● Work to be completed
Where the string "hijo" occurs in the material below, report the whole line.

● Dataset items
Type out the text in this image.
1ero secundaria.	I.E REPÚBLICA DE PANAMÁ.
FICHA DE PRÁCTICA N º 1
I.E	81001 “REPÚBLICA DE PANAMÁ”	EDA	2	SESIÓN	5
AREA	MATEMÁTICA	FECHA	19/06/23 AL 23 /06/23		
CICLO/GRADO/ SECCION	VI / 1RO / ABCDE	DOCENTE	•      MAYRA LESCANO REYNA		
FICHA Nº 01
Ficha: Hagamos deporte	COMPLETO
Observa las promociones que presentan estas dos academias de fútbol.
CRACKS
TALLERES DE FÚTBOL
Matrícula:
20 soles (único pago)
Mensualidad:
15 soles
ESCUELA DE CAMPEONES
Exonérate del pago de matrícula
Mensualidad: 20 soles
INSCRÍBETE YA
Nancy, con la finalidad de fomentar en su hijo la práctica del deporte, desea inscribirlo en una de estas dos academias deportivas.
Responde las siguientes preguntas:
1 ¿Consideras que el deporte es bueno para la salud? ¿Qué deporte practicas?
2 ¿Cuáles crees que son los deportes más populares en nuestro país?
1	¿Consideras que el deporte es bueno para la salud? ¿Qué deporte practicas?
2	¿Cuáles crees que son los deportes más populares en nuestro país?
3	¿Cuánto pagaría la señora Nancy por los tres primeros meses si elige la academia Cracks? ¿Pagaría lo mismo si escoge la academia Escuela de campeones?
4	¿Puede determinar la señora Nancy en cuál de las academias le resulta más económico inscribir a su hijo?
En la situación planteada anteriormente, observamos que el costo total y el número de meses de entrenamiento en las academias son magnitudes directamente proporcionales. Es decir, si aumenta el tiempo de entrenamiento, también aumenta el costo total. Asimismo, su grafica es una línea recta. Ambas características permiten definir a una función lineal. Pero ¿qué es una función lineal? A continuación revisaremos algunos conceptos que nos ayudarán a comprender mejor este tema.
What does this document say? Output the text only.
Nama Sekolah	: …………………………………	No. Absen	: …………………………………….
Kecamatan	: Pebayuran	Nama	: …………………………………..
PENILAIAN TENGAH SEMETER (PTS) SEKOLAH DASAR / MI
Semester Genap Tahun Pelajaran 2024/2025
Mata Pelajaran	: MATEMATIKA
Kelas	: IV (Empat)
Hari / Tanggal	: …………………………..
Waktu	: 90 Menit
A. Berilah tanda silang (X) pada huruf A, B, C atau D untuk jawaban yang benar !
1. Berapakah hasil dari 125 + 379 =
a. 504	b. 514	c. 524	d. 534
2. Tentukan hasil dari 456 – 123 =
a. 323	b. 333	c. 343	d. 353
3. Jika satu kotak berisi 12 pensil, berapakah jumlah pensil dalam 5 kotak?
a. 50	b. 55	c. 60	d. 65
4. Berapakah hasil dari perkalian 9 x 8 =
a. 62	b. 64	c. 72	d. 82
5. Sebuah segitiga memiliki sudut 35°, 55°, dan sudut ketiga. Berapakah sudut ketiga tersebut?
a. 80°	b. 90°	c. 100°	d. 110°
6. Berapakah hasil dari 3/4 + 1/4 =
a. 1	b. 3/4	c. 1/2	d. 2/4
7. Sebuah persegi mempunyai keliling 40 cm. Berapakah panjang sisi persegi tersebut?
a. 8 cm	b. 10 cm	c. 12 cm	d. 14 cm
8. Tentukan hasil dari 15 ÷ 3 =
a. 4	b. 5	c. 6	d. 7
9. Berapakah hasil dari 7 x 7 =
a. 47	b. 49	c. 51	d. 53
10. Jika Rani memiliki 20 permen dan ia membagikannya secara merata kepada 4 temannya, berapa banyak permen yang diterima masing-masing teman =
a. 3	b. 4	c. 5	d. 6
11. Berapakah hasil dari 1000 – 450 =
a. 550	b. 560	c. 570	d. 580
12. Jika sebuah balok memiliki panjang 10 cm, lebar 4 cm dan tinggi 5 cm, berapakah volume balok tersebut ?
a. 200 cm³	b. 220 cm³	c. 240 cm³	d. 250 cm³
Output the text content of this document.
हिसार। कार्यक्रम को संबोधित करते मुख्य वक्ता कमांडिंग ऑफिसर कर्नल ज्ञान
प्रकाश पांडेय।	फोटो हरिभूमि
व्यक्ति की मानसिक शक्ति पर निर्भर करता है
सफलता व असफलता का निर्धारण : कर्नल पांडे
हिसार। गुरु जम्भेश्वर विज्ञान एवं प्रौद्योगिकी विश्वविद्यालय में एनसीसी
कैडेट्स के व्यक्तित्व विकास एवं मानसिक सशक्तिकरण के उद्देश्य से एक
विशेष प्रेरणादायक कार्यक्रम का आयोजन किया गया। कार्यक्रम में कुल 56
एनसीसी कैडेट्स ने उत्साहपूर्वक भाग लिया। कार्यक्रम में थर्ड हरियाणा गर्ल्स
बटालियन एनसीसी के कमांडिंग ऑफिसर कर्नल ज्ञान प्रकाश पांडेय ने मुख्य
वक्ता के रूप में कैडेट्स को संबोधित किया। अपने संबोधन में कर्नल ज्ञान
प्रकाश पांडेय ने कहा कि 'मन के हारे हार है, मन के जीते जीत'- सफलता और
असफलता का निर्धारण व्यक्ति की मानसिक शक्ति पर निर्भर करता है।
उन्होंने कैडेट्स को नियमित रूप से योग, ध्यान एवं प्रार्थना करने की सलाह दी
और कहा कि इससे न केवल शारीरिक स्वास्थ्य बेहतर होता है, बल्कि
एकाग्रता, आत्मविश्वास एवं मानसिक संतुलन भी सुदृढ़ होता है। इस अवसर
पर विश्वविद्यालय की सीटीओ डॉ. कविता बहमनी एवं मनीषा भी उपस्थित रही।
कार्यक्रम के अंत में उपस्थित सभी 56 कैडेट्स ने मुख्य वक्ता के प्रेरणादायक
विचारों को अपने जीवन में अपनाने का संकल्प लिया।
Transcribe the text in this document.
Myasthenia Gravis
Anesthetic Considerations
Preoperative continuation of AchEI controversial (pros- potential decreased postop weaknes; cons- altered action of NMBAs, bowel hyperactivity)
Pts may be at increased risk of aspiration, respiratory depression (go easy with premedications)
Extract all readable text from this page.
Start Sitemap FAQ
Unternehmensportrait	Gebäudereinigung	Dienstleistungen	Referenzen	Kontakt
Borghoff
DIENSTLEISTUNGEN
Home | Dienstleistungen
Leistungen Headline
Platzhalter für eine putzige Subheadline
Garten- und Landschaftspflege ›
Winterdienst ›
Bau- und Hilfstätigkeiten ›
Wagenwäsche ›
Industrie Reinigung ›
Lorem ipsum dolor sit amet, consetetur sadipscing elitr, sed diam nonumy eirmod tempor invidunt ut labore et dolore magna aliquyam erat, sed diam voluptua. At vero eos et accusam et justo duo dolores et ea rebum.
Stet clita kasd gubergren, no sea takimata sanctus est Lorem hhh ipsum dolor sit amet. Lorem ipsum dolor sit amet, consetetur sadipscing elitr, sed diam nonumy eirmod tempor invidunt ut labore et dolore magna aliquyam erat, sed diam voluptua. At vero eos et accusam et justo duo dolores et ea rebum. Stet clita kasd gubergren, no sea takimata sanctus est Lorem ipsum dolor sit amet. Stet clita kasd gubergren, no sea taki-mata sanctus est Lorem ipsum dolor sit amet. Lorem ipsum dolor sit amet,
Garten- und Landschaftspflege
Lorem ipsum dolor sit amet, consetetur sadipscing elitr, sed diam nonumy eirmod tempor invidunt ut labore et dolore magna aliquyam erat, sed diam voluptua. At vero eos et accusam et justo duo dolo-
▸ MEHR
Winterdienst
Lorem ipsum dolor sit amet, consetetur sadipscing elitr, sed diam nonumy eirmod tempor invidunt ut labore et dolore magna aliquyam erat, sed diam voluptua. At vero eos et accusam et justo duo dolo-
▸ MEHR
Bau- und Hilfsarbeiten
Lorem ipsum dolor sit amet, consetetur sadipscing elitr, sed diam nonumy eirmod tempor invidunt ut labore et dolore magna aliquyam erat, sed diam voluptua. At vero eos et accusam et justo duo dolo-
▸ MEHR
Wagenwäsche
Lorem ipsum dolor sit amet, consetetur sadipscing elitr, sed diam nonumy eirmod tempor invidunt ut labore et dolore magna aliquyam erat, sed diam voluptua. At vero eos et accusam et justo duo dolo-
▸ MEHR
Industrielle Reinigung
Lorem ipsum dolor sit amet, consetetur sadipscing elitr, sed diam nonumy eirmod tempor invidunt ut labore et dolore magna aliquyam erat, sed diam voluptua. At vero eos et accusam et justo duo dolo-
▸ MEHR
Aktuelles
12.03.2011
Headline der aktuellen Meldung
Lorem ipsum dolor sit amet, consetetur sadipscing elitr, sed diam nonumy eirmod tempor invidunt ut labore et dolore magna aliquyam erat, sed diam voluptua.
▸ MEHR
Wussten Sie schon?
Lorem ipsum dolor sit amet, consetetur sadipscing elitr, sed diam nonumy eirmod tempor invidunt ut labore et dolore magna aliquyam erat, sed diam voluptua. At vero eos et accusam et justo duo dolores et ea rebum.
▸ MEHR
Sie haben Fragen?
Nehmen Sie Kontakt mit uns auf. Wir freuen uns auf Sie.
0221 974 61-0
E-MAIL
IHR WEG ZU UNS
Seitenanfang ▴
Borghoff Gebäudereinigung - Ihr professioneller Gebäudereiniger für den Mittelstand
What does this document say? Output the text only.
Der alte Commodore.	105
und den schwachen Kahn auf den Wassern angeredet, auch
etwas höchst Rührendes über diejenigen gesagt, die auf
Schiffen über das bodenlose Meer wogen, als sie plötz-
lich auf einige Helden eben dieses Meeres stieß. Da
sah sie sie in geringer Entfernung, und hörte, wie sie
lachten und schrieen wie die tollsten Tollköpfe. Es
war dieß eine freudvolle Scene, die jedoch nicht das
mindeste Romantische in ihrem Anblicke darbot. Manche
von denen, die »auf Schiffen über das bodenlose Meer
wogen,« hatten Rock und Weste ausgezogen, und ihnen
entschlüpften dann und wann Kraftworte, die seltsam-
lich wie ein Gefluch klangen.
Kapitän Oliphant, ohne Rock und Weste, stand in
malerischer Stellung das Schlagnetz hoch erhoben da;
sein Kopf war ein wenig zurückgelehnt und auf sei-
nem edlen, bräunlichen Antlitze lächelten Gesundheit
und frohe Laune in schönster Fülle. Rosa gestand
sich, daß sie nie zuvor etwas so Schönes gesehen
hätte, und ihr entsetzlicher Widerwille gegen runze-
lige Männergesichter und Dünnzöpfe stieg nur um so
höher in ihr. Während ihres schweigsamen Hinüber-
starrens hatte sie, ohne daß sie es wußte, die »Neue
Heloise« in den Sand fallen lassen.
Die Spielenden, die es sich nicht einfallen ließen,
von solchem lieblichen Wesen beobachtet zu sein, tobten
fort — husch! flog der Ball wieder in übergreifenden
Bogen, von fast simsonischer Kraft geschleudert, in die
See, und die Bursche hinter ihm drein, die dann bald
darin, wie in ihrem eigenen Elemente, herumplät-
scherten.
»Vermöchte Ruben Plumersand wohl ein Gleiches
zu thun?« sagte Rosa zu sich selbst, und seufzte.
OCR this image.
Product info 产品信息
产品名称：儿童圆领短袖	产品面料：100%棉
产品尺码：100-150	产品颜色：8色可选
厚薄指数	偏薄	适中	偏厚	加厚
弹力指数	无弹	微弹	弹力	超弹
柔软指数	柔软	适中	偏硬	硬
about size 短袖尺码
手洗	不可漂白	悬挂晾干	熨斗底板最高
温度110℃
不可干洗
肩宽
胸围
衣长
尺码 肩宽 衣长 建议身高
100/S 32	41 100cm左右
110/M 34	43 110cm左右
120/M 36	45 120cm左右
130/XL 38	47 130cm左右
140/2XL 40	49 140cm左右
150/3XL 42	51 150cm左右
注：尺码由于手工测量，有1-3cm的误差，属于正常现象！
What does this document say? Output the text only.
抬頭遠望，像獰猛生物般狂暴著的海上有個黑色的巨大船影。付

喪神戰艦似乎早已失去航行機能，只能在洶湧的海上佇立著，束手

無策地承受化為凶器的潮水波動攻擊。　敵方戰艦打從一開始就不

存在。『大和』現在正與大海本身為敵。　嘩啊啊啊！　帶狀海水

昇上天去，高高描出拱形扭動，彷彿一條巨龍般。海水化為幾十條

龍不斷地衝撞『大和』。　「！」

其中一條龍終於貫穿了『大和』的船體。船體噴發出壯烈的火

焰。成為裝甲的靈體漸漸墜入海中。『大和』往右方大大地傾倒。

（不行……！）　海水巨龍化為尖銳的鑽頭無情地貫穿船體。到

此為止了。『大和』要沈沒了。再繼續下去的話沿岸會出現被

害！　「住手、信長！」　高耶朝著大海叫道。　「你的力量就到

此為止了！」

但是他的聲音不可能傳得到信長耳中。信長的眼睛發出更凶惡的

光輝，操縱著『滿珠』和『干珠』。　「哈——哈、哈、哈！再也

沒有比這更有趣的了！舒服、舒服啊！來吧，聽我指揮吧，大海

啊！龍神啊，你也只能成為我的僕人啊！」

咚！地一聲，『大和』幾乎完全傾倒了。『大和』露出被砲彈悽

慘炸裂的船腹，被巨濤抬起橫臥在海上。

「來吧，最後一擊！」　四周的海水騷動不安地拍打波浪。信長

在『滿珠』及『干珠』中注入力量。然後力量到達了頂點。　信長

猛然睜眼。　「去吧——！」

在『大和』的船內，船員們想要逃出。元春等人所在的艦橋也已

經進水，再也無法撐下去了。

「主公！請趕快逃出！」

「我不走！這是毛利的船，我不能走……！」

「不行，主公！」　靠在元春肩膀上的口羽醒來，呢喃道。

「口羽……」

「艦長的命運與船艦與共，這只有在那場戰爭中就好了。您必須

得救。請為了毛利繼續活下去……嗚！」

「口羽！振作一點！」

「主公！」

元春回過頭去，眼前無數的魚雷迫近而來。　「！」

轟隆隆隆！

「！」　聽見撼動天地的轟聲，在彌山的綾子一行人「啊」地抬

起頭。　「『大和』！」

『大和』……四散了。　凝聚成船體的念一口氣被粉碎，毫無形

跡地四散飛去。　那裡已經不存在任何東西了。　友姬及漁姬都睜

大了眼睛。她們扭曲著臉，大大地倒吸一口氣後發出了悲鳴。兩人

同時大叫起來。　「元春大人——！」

● Result of the exercise
Nancy, con la finalidad de fomentar en su hijo la práctica del deporte, desea inscribirlo en una de estas dos academias deportivas.
4	¿Puede determinar la señora Nancy en cuál de las academias le resulta más económico inscribir a su hijo?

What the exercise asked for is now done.